Problem
Leave out the pictures and copy every record exactly.

[Saved entries]
----------------
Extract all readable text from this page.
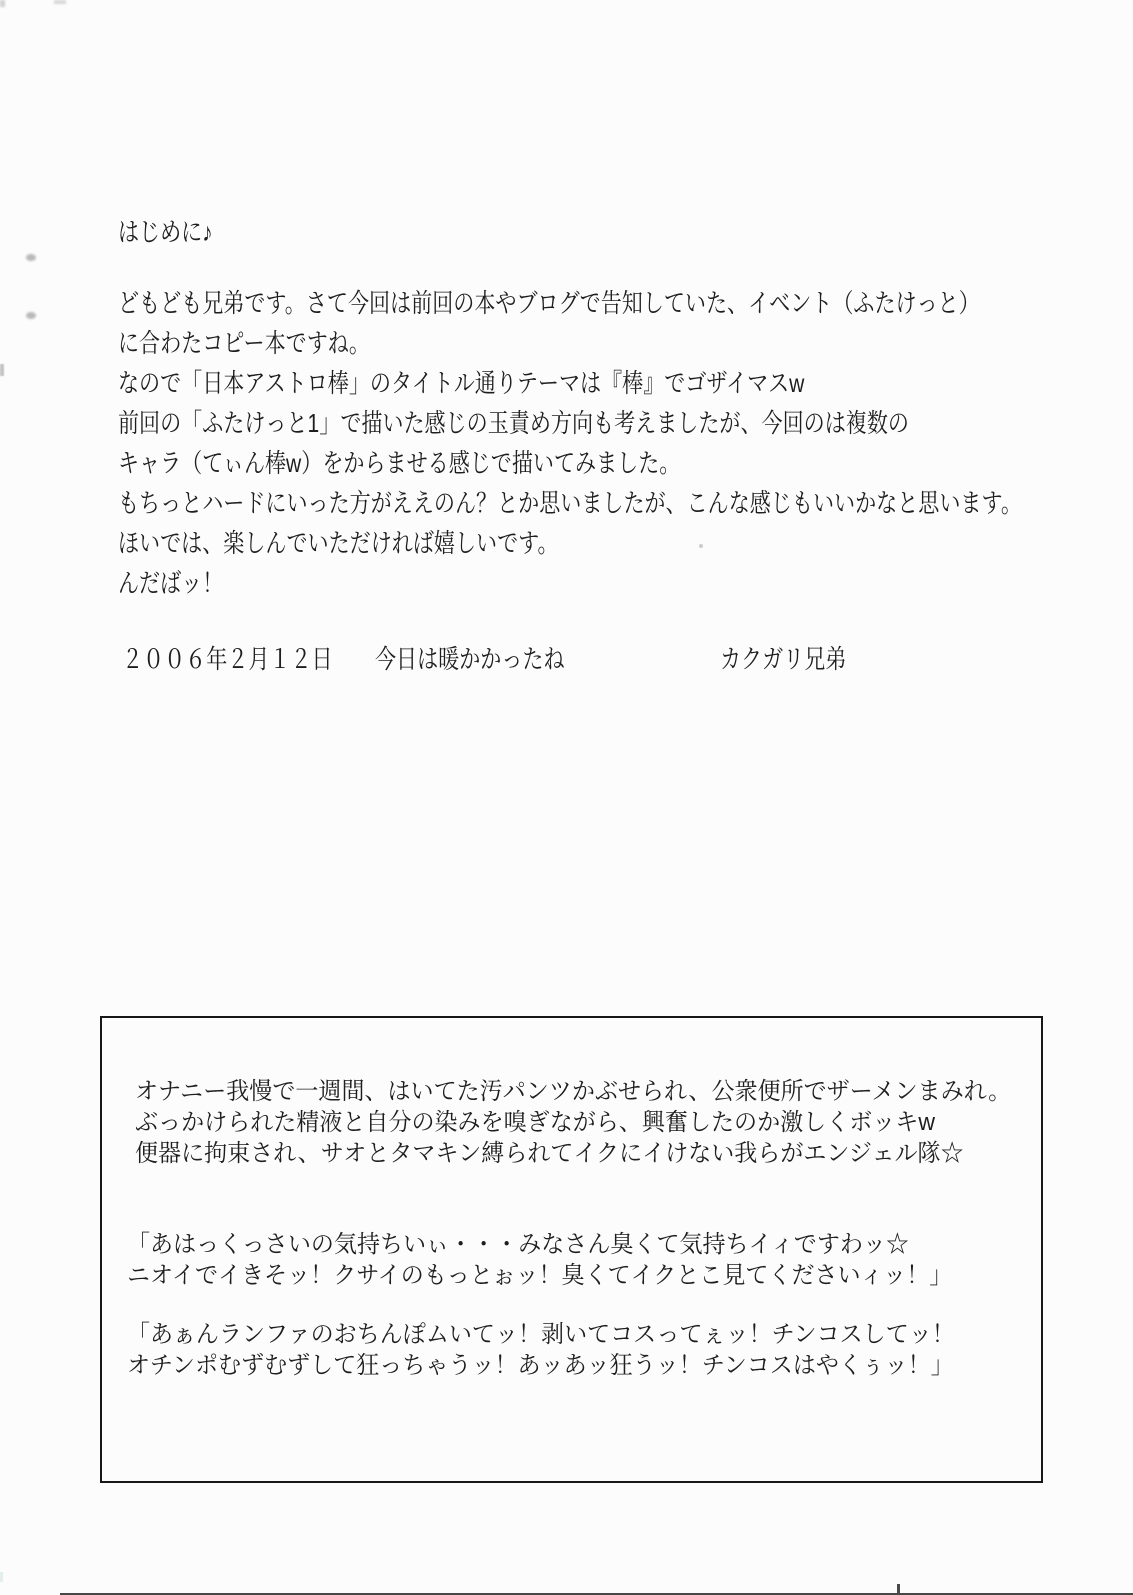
はじめに♪
どもども兄弟です。さて今回は前回の本やブログで告知していた、イベント（ふたけっと）
に合わたコピー本ですね。
なので「日本アストロ棒」のタイトル通りテーマは『棒』でゴザイマスw
前回の「ふたけっと1」で描いた感じの玉責め方向も考えましたが、今回のは複数の
キャラ（てぃん棒w）をからませる感じで描いてみました。
もちっとハードにいった方がええのん？とか思いましたが、こんな感じもいいかなと思います。
ほいでは、楽しんでいただければ嬉しいです。
んだばッ！
２００６年２月１２日 今日は暖かかったね	カクガリ兄弟
オナニー我慢で一週間、はいてた汚パンツかぶせられ、公衆便所でザーメンまみれ。
ぶっかけられた精液と自分の染みを嗅ぎながら、興奮したのか激しくボッキw
便器に拘束され、サオとタマキン縛られてイクにイけない我らがエンジェル隊☆
「あはっくっさいの気持ちいぃ・・・みなさん臭くて気持ちイィですわッ☆
ニオイでイきそッ！クサイのもっとぉッ！臭くてイクとこ見てくださいィッ！」
「あぁんランファのおちんぽムいてッ！剥いてコスってぇッ！チンコスしてッ！
オチンポむずむずして狂っちゃうッ！あッあッ狂うッ！チンコスはやくぅッ！」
----------------
Reply
Extract all readable text from this page.
はじめに♪
どもども兄弟です。さて今回は前回の本やブログで告知していた、イベント（ふたけっと）
に合わたコピー本ですね。
なので「日本アストロ棒」のタイトル通りテーマは『棒』でゴザイマスw
前回の「ふたけっと1」で描いた感じの玉責め方向も考えましたが、今回のは複数の
キャラ（てぃん棒w）をからませる感じで描いてみました。
もちっとハードにいった方がええのん？とか思いましたが、こんな感じもいいかなと思います。
ほいでは、楽しんでいただければ嬉しいです。
んだばッ！
２００６年２月１２日 今日は暖かかったね	カクガリ兄弟
オナニー我慢で一週間、はいてた汚パンツかぶせられ、公衆便所でザーメンまみれ。
ぶっかけられた精液と自分の染みを嗅ぎながら、興奮したのか激しくボッキw
便器に拘束され、サオとタマキン縛られてイクにイけない我らがエンジェル隊☆
「あはっくっさいの気持ちいぃ・・・みなさん臭くて気持ちイィですわッ☆
ニオイでイきそッ！クサイのもっとぉッ！臭くてイクとこ見てくださいィッ！」
「あぁんランファのおちんぽムいてッ！剥いてコスってぇッ！チンコスしてッ！
オチンポむずむずして狂っちゃうッ！あッあッ狂うッ！チンコスはやくぅッ！」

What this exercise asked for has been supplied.